• [Your objective]:
Lift out each line of the data that holds "title".

• [Records provided]:
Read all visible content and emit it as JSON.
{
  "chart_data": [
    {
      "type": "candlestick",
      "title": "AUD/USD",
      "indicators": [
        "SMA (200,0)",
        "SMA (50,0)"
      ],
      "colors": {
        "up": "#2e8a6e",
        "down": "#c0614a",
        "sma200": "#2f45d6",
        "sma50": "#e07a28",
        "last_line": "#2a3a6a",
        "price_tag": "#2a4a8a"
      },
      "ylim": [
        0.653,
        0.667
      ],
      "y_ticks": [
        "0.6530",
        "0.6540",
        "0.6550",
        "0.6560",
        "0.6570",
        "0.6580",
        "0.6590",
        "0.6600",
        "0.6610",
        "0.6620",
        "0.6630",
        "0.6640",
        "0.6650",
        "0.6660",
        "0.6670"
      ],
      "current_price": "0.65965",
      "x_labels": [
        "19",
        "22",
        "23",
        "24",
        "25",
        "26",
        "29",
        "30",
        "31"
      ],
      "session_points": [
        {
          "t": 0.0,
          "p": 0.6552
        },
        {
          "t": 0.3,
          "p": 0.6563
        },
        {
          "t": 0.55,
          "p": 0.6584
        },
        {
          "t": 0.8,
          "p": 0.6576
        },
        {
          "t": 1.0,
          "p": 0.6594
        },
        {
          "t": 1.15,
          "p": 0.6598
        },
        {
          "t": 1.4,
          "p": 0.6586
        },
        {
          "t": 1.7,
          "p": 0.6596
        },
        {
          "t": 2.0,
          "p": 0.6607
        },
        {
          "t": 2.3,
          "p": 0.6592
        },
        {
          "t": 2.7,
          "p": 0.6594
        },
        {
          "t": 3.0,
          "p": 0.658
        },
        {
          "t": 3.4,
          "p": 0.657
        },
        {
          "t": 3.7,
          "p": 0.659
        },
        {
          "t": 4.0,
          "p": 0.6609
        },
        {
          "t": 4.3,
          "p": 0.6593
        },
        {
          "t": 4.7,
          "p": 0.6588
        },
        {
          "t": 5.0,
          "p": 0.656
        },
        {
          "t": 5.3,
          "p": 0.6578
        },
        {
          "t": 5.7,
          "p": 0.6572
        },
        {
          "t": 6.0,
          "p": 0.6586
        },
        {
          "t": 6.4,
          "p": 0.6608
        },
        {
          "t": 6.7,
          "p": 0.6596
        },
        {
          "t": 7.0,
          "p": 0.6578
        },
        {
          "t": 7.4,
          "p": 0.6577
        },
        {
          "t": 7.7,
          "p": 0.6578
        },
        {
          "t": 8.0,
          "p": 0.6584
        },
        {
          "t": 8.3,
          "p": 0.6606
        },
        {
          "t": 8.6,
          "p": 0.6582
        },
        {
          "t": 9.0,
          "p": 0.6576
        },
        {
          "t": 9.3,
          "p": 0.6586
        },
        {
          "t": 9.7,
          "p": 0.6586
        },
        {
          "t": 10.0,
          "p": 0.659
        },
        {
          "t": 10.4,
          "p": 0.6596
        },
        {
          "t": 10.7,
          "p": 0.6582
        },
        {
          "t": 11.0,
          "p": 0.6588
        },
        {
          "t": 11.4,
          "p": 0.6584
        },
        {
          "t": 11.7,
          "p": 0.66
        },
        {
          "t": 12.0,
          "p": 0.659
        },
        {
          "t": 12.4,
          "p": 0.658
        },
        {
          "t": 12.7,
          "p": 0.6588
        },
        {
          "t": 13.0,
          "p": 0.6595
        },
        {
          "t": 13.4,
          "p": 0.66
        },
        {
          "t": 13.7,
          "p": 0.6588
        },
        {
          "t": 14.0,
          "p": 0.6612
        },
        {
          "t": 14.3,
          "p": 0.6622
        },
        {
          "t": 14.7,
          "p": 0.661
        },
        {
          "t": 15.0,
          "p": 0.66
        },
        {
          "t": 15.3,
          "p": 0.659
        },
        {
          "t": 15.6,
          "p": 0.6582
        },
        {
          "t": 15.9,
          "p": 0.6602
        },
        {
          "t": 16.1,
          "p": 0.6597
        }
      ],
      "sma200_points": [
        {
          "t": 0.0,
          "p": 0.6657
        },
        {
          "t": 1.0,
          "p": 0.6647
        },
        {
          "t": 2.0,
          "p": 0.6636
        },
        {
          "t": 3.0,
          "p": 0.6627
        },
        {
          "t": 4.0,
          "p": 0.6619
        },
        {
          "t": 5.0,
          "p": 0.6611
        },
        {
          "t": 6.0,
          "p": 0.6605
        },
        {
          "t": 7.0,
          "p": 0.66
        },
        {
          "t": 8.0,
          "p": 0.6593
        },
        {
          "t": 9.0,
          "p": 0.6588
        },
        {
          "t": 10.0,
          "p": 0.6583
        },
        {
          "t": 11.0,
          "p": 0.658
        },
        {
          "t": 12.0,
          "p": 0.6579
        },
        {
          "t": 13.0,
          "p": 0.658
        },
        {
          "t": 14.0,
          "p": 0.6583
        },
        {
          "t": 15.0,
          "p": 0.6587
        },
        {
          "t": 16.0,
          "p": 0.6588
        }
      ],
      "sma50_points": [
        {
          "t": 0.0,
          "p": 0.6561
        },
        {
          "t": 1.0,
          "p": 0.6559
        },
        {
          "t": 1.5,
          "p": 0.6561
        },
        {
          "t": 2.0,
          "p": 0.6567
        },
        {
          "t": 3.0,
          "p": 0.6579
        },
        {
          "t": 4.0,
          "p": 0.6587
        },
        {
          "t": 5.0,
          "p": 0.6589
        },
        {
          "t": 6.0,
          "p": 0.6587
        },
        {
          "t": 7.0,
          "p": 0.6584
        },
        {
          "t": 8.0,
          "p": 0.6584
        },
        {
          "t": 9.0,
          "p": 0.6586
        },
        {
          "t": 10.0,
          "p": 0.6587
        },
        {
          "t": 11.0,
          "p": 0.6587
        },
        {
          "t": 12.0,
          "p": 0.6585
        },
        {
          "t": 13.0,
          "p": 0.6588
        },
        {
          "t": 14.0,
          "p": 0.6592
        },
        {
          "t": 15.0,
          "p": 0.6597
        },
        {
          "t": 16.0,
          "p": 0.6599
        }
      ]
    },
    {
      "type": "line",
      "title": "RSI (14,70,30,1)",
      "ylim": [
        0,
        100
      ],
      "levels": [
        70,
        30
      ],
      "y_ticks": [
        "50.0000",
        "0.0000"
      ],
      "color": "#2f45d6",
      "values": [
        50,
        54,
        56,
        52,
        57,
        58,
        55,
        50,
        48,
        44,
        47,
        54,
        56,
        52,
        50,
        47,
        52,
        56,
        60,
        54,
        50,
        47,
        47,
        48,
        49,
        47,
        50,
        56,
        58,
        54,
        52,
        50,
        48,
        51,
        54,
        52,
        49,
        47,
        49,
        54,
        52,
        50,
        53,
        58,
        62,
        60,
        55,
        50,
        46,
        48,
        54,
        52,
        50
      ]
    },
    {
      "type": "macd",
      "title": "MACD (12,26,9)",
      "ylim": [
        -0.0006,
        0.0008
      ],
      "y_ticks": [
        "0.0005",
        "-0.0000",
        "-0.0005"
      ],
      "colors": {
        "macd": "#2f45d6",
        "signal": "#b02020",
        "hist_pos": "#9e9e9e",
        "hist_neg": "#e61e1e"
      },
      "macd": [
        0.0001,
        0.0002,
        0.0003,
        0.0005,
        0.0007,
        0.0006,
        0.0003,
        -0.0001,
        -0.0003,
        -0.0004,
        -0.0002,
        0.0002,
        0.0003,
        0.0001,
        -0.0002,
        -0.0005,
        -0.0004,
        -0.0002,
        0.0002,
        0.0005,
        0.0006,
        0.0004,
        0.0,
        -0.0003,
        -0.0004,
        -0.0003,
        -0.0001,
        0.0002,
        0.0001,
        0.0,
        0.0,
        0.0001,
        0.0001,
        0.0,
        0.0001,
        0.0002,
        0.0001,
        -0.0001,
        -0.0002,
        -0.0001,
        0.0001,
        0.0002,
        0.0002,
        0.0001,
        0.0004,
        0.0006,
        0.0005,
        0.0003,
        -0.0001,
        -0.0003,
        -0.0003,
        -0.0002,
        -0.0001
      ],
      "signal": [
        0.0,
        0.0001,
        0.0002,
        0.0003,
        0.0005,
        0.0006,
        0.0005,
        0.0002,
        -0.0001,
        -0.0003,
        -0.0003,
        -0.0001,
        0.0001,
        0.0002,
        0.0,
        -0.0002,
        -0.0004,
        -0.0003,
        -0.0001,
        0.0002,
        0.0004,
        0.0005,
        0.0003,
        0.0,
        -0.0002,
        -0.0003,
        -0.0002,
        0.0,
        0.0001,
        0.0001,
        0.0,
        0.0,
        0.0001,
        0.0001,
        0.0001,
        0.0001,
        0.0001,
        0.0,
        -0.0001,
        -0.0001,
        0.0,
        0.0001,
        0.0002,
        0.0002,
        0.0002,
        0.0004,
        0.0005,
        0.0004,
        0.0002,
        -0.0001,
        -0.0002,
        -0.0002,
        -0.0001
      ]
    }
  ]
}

• [Reply]:
      "title": "AUD/USD",
      "title": "RSI (14,70,30,1)",
      "title": "MACD (12,26,9)",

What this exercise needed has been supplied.